**Stored data**
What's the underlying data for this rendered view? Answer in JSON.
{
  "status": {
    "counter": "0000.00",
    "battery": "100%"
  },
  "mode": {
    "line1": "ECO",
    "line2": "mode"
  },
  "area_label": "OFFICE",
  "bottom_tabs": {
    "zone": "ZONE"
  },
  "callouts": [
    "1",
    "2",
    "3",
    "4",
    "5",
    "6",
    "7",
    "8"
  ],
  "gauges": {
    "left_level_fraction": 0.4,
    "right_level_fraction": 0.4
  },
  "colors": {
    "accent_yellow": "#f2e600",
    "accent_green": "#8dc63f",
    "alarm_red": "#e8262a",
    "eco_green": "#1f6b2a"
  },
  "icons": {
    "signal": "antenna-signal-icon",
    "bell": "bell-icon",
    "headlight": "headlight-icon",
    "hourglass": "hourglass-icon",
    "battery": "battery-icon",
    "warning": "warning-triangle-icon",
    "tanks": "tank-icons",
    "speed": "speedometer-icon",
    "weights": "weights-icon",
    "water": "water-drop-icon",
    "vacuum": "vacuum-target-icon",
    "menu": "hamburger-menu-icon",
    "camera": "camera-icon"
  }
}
---
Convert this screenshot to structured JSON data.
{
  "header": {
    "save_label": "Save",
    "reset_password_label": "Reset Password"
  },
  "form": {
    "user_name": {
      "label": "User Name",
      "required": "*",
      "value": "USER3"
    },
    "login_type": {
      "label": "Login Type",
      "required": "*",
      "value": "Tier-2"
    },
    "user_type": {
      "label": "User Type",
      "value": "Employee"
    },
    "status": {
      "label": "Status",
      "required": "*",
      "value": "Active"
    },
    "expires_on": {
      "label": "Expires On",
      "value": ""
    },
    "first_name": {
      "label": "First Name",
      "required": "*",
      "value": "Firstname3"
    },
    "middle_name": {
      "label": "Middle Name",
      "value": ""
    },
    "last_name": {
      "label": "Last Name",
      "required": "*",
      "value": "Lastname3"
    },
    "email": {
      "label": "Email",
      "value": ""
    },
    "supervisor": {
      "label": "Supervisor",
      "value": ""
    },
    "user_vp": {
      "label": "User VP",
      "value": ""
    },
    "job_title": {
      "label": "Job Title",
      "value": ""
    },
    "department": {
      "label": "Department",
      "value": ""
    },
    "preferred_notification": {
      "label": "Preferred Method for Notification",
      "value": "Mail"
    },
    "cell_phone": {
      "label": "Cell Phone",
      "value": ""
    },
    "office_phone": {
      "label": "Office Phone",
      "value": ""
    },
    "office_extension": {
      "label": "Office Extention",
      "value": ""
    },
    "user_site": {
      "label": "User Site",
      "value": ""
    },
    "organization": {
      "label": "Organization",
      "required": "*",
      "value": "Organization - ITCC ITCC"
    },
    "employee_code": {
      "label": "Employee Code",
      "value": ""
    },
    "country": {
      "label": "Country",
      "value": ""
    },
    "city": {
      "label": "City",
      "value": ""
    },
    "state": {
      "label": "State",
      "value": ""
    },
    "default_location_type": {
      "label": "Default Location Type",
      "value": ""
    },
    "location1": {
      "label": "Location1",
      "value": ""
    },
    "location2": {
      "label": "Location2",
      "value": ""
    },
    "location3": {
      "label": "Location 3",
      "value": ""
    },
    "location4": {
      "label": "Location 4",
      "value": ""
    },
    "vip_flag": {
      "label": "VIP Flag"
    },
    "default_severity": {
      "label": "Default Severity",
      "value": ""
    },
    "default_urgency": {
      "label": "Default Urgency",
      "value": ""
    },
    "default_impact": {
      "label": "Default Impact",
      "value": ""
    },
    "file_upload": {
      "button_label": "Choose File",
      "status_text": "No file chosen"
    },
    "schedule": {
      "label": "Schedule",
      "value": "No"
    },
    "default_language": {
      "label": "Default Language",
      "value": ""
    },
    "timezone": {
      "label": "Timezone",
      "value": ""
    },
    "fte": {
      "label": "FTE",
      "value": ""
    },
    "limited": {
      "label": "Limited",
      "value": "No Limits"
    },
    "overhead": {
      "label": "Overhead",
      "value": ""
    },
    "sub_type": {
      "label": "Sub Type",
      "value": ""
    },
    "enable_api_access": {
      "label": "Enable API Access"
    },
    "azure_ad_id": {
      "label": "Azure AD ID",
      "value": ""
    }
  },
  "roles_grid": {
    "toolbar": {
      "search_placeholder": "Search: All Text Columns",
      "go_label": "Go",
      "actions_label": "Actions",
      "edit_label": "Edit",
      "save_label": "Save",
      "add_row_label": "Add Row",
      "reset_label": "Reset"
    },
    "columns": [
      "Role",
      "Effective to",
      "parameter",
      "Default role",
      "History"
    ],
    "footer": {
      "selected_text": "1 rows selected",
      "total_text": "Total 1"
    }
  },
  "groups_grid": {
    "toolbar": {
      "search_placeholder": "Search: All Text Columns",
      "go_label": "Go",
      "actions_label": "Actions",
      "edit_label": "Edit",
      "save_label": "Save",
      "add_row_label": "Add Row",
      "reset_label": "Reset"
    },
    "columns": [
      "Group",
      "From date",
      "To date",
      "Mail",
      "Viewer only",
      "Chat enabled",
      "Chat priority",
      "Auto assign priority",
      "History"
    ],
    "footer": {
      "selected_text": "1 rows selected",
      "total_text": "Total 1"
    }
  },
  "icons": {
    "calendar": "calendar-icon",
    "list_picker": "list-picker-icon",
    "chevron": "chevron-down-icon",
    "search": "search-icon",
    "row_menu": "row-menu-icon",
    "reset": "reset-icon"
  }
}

**REQUIREMENT**
Identify the lines that hold the word "this". Copy every one of them.

**ANSWER FOR THE TASK**
What's the underlying data for this rendered view? Answer in JSON.
Convert this screenshot to structured JSON data.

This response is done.